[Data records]
◆ ◆ ◆ ◆ ◆
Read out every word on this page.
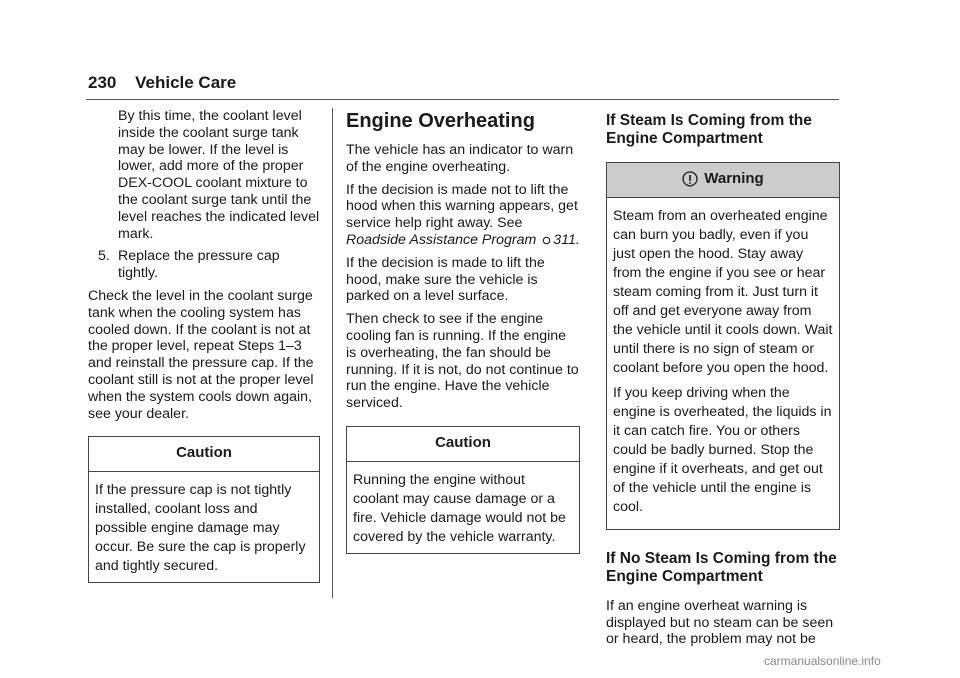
230 Vehicle Care

By this time, the coolant level inside the coolant surge tank may be lower. If the level is lower, add more of the proper DEX-COOL coolant mixture to the coolant surge tank until the level reaches the indicated level mark.

5. Replace the pressure cap tightly.

Check the level in the coolant surge tank when the cooling system has cooled down. If the coolant is not at the proper level, repeat Steps 1–3 and reinstall the pressure cap. If the coolant still is not at the proper level when the system cools down again, see your dealer.

Caution
If the pressure cap is not tightly installed, coolant loss and possible engine damage may occur. Be sure the cap is properly and tightly secured.
Engine Overheating

The vehicle has an indicator to warn of the engine overheating.

If the decision is made not to lift the hood when this warning appears, get service help right away. See Roadside Assistance Program 311.

If the decision is made to lift the hood, make sure the vehicle is parked on a level surface.

Then check to see if the engine cooling fan is running. If the engine is overheating, the fan should be running. If it is not, do not continue to run the engine. Have the vehicle serviced.

Caution
Running the engine without coolant may cause damage or a fire. Vehicle damage would not be covered by the vehicle warranty.
If Steam Is Coming from the Engine Compartment
Warning

Steam from an overheated engine can burn you badly, even if you just open the hood. Stay away from the engine if you see or hear steam coming from it. Just turn it off and get everyone away from the vehicle until it cools down. Wait until there is no sign of steam or coolant before you open the hood.

If you keep driving when the engine is overheated, the liquids in it can catch fire. You or others could be badly burned. Stop the engine if it overheats, and get out of the vehicle until the engine is cool.

If No Steam Is Coming from the Engine Compartment

If an engine overheat warning is displayed but no steam can be seen or heard, the problem may not be

carmanualsonline.info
◆ ◆ ◆ ◆ ◆
Your objective: From the listing above, copy out each line where the word "badly" appears.

Problem solution:
Steam from an overheated engine can burn you badly, even if you just open the hood. Stay away from the engine if you see or hear steam coming from it. Just turn it off and get everyone away from the vehicle until it cools down. Wait until there is no sign of steam or coolant before you open the hood.
If you keep driving when the engine is overheated, the liquids in it can catch fire. You or others could be badly burned. Stop the engine if it overheats, and get out of the vehicle until the engine is cool.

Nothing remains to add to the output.